_DIRECTIONS FOR THIS TASK_
Below are records to transcribe exactly, without their pictures.

_MATERIAL SUPPLIED_
........
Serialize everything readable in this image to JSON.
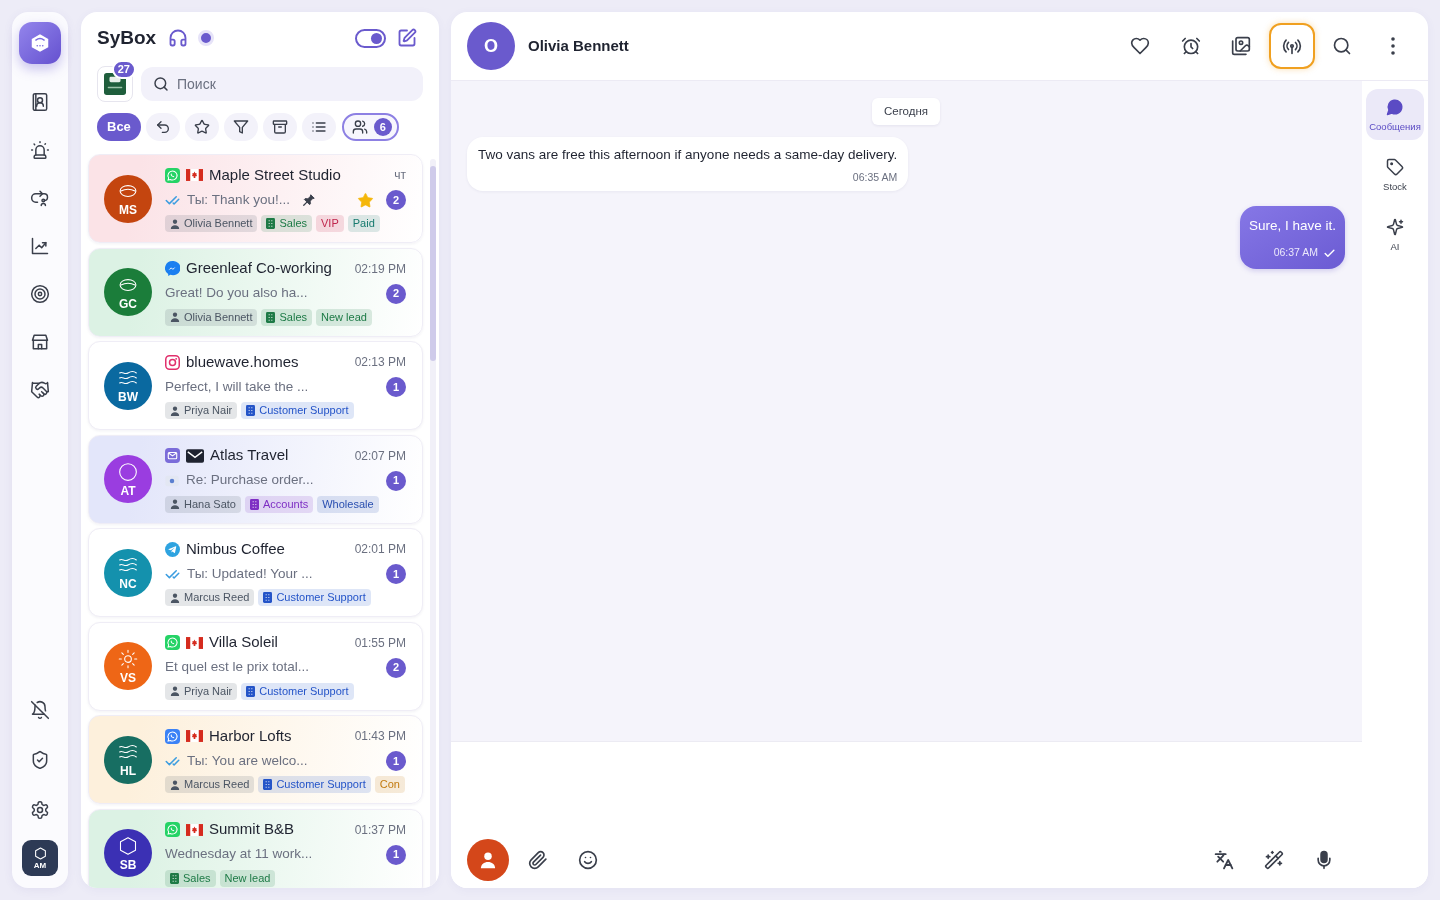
{
  "nav_rail": {
    "user_initials": "AM"
  },
  "inbox": {
    "title": "SyBox",
    "availability_toggle": {
      "on": true
    },
    "app_badge": "27",
    "search": {
      "placeholder": "Поиск"
    },
    "filters": [
      {
        "kind": "all",
        "label": "Все",
        "selected": true
      },
      {
        "kind": "replies",
        "selected": false
      },
      {
        "kind": "starred",
        "selected": false
      },
      {
        "kind": "filter",
        "selected": false
      },
      {
        "kind": "archived",
        "selected": false
      },
      {
        "kind": "list",
        "selected": false
      },
      {
        "kind": "team",
        "count": "6",
        "selected": false
      }
    ],
    "conversations": [
      {
        "avatar": {
          "initials": "MS",
          "color": "#c4450f",
          "kind": "oval"
        },
        "background": {
          "color": "#fbe3e7"
        },
        "icons": [
          {
            "kind": "phone-bubble"
          },
          {
            "kind": "flag"
          }
        ],
        "name": "Maple Street Studio",
        "time": "чт",
        "preview_icon": {
          "kind": "double-check"
        },
        "preview": "Ты: Thank you!...",
        "pinned": true,
        "starred": true,
        "unread": "2",
        "tags": [
          {
            "kind": "agent",
            "label": "Olivia Bennett",
            "color": "#4b5563"
          },
          {
            "kind": "team",
            "label": "Sales",
            "color": "#1d7a46"
          },
          {
            "kind": "label",
            "label": "VIP",
            "color": "#c0264d"
          },
          {
            "kind": "label",
            "label": "Paid",
            "color": "#167a6e"
          }
        ]
      },
      {
        "avatar": {
          "initials": "GC",
          "color": "#1b7d3a",
          "kind": "oval"
        },
        "background": {
          "color": "#dcf2e4"
        },
        "icons": [
          {
            "kind": "bolt-bubble"
          }
        ],
        "name": "Greenleaf Co-working",
        "time": "02:19 PM",
        "preview": "Great! Do you also ha...",
        "pinned": false,
        "starred": false,
        "unread": "2",
        "tags": [
          {
            "kind": "agent",
            "label": "Olivia Bennett",
            "color": "#4b5563"
          },
          {
            "kind": "team",
            "label": "Sales",
            "color": "#1d7a46"
          },
          {
            "kind": "label",
            "label": "New lead",
            "color": "#1d7a46"
          }
        ]
      },
      {
        "avatar": {
          "initials": "BW",
          "color": "#0a69a0",
          "kind": "waves"
        },
        "icons": [
          {
            "kind": "camera"
          }
        ],
        "name": "bluewave.homes",
        "time": "02:13 PM",
        "preview": "Perfect, I will take the ...",
        "pinned": false,
        "starred": false,
        "unread": "1",
        "tags": [
          {
            "kind": "agent",
            "label": "Priya Nair",
            "color": "#4b5563"
          },
          {
            "kind": "team",
            "label": "Customer Support",
            "color": "#2454c8"
          }
        ]
      },
      {
        "avatar": {
          "initials": "AT",
          "color": "#9a3de0",
          "kind": "ring"
        },
        "background": {
          "color": "#e3e6fa"
        },
        "icons": [
          {
            "kind": "envelope-tile"
          },
          {
            "kind": "envelope"
          }
        ],
        "name": "Atlas Travel",
        "time": "02:07 PM",
        "preview_icon": {
          "kind": "image"
        },
        "preview": "Re: Purchase order...",
        "pinned": false,
        "starred": false,
        "unread": "1",
        "tags": [
          {
            "kind": "agent",
            "label": "Hana Sato",
            "color": "#4b5563"
          },
          {
            "kind": "team",
            "label": "Accounts",
            "color": "#7e2fc4"
          },
          {
            "kind": "label",
            "label": "Wholesale",
            "color": "#2a4fb0"
          }
        ]
      },
      {
        "avatar": {
          "initials": "NC",
          "color": "#1491ad",
          "kind": "waves"
        },
        "icons": [
          {
            "kind": "paper-plane"
          }
        ],
        "name": "Nimbus Coffee",
        "time": "02:01 PM",
        "preview_icon": {
          "kind": "double-check"
        },
        "preview": "Ты: Updated! Your ...",
        "pinned": false,
        "starred": false,
        "unread": "1",
        "tags": [
          {
            "kind": "agent",
            "label": "Marcus Reed",
            "color": "#4b5563"
          },
          {
            "kind": "team",
            "label": "Customer Support",
            "color": "#2454c8"
          }
        ]
      },
      {
        "avatar": {
          "initials": "VS",
          "color": "#ee6616",
          "kind": "sun"
        },
        "icons": [
          {
            "kind": "phone-bubble"
          },
          {
            "kind": "flag"
          }
        ],
        "name": "Villa Soleil",
        "time": "01:55 PM",
        "preview": "Et quel est le prix total...",
        "pinned": false,
        "starred": false,
        "unread": "2",
        "tags": [
          {
            "kind": "agent",
            "label": "Priya Nair",
            "color": "#4b5563"
          },
          {
            "kind": "team",
            "label": "Customer Support",
            "color": "#2454c8"
          }
        ]
      },
      {
        "avatar": {
          "initials": "HL",
          "color": "#176e62",
          "kind": "waves"
        },
        "background": {
          "color": "#fdf0dc"
        },
        "icons": [
          {
            "kind": "phone-tile"
          },
          {
            "kind": "flag"
          }
        ],
        "name": "Harbor Lofts",
        "time": "01:43 PM",
        "preview_icon": {
          "kind": "double-check"
        },
        "preview": "Ты: You are welco...",
        "pinned": false,
        "starred": false,
        "unread": "1",
        "tags": [
          {
            "kind": "agent",
            "label": "Marcus Reed",
            "color": "#4b5563"
          },
          {
            "kind": "team",
            "label": "Customer Support",
            "color": "#2454c8"
          },
          {
            "kind": "label",
            "label": "Con",
            "color": "#c27a0e"
          }
        ]
      },
      {
        "avatar": {
          "initials": "SB",
          "color": "#3b30b4",
          "kind": "hexagon"
        },
        "background": {
          "color": "#dcf2e4"
        },
        "icons": [
          {
            "kind": "phone-bubble"
          },
          {
            "kind": "flag"
          }
        ],
        "name": "Summit B&B",
        "time": "01:37 PM",
        "preview": "Wednesday at 11 work...",
        "pinned": false,
        "starred": false,
        "unread": "1",
        "tags": [
          {
            "kind": "team",
            "label": "Sales",
            "color": "#1d7a46"
          },
          {
            "kind": "label",
            "label": "New lead",
            "color": "#1d7a46"
          }
        ]
      }
    ]
  },
  "chat": {
    "contact": {
      "initial": "O",
      "name": "Olivia Bennett"
    },
    "actions": [
      {
        "kind": "heart",
        "active": false
      },
      {
        "kind": "alarm",
        "active": false
      },
      {
        "kind": "images",
        "active": false
      },
      {
        "kind": "broadcast",
        "active": true
      },
      {
        "kind": "search",
        "active": false
      },
      {
        "kind": "more",
        "active": false
      }
    ],
    "date_divider": "Сегодня",
    "messages": [
      {
        "kind": "incoming",
        "text": "Two vans are free this afternoon if anyone needs a same-day delivery.",
        "time": "06:35 AM"
      },
      {
        "kind": "outgoing",
        "text": "Sure, I have it.",
        "time": "06:37 AM",
        "delivered": true
      }
    ],
    "side_tabs": [
      {
        "kind": "chat",
        "label": "Сообщения",
        "selected": true
      },
      {
        "kind": "tag",
        "label": "Stock",
        "selected": false
      },
      {
        "kind": "sparkles",
        "label": "AI",
        "selected": false
      }
    ]
  }
}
........
_RESPONSE BELOW_
Serialize everything readable in this image to JSON.
{
  "nav_rail": {
    "user_initials": "AM"
  },
  "inbox": {
    "title": "SyBox",
    "availability_toggle": {
      "on": true
    },
    "app_badge": "27",
    "search": {
      "placeholder": "Поиск"
    },
    "filters": [
      {
        "kind": "all",
        "label": "Все",
        "selected": true
      },
      {
        "kind": "replies",
        "selected": false
      },
      {
        "kind": "starred",
        "selected": false
      },
      {
        "kind": "filter",
        "selected": false
      },
      {
        "kind": "archived",
        "selected": false
      },
      {
        "kind": "list",
        "selected": false
      },
      {
        "kind": "team",
        "count": "6",
        "selected": false
      }
    ],
    "conversations": [
      {
        "avatar": {
          "initials": "MS",
          "color": "#c4450f",
          "kind": "oval"
        },
        "background": {
          "color": "#fbe3e7"
        },
        "icons": [
          {
            "kind": "phone-bubble"
          },
          {
            "kind": "flag"
          }
        ],
        "name": "Maple Street Studio",
        "time": "чт",
        "preview_icon": {
          "kind": "double-check"
        },
        "preview": "Ты: Thank you!...",
        "pinned": true,
        "starred": true,
        "unread": "2",
        "tags": [
          {
            "kind": "agent",
            "label": "Olivia Bennett",
            "color": "#4b5563"
          },
          {
            "kind": "team",
            "label": "Sales",
            "color": "#1d7a46"
          },
          {
            "kind": "label",
            "label": "VIP",
            "color": "#c0264d"
          },
          {
            "kind": "label",
            "label": "Paid",
            "color": "#167a6e"
          }
        ]
      },
      {
        "avatar": {
          "initials": "GC",
          "color": "#1b7d3a",
          "kind": "oval"
        },
        "background": {
          "color": "#dcf2e4"
        },
        "icons": [
          {
            "kind": "bolt-bubble"
          }
        ],
        "name": "Greenleaf Co-working",
        "time": "02:19 PM",
        "preview": "Great! Do you also ha...",
        "pinned": false,
        "starred": false,
        "unread": "2",
        "tags": [
          {
            "kind": "agent",
            "label": "Olivia Bennett",
            "color": "#4b5563"
          },
          {
            "kind": "team",
            "label": "Sales",
            "color": "#1d7a46"
          },
          {
            "kind": "label",
            "label": "New lead",
            "color": "#1d7a46"
          }
        ]
      },
      {
        "avatar": {
          "initials": "BW",
          "color": "#0a69a0",
          "kind": "waves"
        },
        "icons": [
          {
            "kind": "camera"
          }
        ],
        "name": "bluewave.homes",
        "time": "02:13 PM",
        "preview": "Perfect, I will take the ...",
        "pinned": false,
        "starred": false,
        "unread": "1",
        "tags": [
          {
            "kind": "agent",
            "label": "Priya Nair",
            "color": "#4b5563"
          },
          {
            "kind": "team",
            "label": "Customer Support",
            "color": "#2454c8"
          }
        ]
      },
      {
        "avatar": {
          "initials": "AT",
          "color": "#9a3de0",
          "kind": "ring"
        },
        "background": {
          "color": "#e3e6fa"
        },
        "icons": [
          {
            "kind": "envelope-tile"
          },
          {
            "kind": "envelope"
          }
        ],
        "name": "Atlas Travel",
        "time": "02:07 PM",
        "preview_icon": {
          "kind": "image"
        },
        "preview": "Re: Purchase order...",
        "pinned": false,
        "starred": false,
        "unread": "1",
        "tags": [
          {
            "kind": "agent",
            "label": "Hana Sato",
            "color": "#4b5563"
          },
          {
            "kind": "team",
            "label": "Accounts",
            "color": "#7e2fc4"
          },
          {
            "kind": "label",
            "label": "Wholesale",
            "color": "#2a4fb0"
          }
        ]
      },
      {
        "avatar": {
          "initials": "NC",
          "color": "#1491ad",
          "kind": "waves"
        },
        "icons": [
          {
            "kind": "paper-plane"
          }
        ],
        "name": "Nimbus Coffee",
        "time": "02:01 PM",
        "preview_icon": {
          "kind": "double-check"
        },
        "preview": "Ты: Updated! Your ...",
        "pinned": false,
        "starred": false,
        "unread": "1",
        "tags": [
          {
            "kind": "agent",
            "label": "Marcus Reed",
            "color": "#4b5563"
          },
          {
            "kind": "team",
            "label": "Customer Support",
            "color": "#2454c8"
          }
        ]
      },
      {
        "avatar": {
          "initials": "VS",
          "color": "#ee6616",
          "kind": "sun"
        },
        "icons": [
          {
            "kind": "phone-bubble"
          },
          {
            "kind": "flag"
          }
        ],
        "name": "Villa Soleil",
        "time": "01:55 PM",
        "preview": "Et quel est le prix total...",
        "pinned": false,
        "starred": false,
        "unread": "2",
        "tags": [
          {
            "kind": "agent",
            "label": "Priya Nair",
            "color": "#4b5563"
          },
          {
            "kind": "team",
            "label": "Customer Support",
            "color": "#2454c8"
          }
        ]
      },
      {
        "avatar": {
          "initials": "HL",
          "color": "#176e62",
          "kind": "waves"
        },
        "background": {
          "color": "#fdf0dc"
        },
        "icons": [
          {
            "kind": "phone-tile"
          },
          {
            "kind": "flag"
          }
        ],
        "name": "Harbor Lofts",
        "time": "01:43 PM",
        "preview_icon": {
          "kind": "double-check"
        },
        "preview": "Ты: You are welco...",
        "pinned": false,
        "starred": false,
        "unread": "1",
        "tags": [
          {
            "kind": "agent",
            "label": "Marcus Reed",
            "color": "#4b5563"
          },
          {
            "kind": "team",
            "label": "Customer Support",
            "color": "#2454c8"
          },
          {
            "kind": "label",
            "label": "Con",
            "color": "#c27a0e"
          }
        ]
      },
      {
        "avatar": {
          "initials": "SB",
          "color": "#3b30b4",
          "kind": "hexagon"
        },
        "background": {
          "color": "#dcf2e4"
        },
        "icons": [
          {
            "kind": "phone-bubble"
          },
          {
            "kind": "flag"
          }
        ],
        "name": "Summit B&B",
        "time": "01:37 PM",
        "preview": "Wednesday at 11 work...",
        "pinned": false,
        "starred": false,
        "unread": "1",
        "tags": [
          {
            "kind": "team",
            "label": "Sales",
            "color": "#1d7a46"
          },
          {
            "kind": "label",
            "label": "New lead",
            "color": "#1d7a46"
          }
        ]
      }
    ]
  },
  "chat": {
    "contact": {
      "initial": "O",
      "name": "Olivia Bennett"
    },
    "actions": [
      {
        "kind": "heart",
        "active": false
      },
      {
        "kind": "alarm",
        "active": false
      },
      {
        "kind": "images",
        "active": false
      },
      {
        "kind": "broadcast",
        "active": true
      },
      {
        "kind": "search",
        "active": false
      },
      {
        "kind": "more",
        "active": false
      }
    ],
    "date_divider": "Сегодня",
    "messages": [
      {
        "kind": "incoming",
        "text": "Two vans are free this afternoon if anyone needs a same-day delivery.",
        "time": "06:35 AM"
      },
      {
        "kind": "outgoing",
        "text": "Sure, I have it.",
        "time": "06:37 AM",
        "delivered": true
      }
    ],
    "side_tabs": [
      {
        "kind": "chat",
        "label": "Сообщения",
        "selected": true
      },
      {
        "kind": "tag",
        "label": "Stock",
        "selected": false
      },
      {
        "kind": "sparkles",
        "label": "AI",
        "selected": false
      }
    ]
  }
}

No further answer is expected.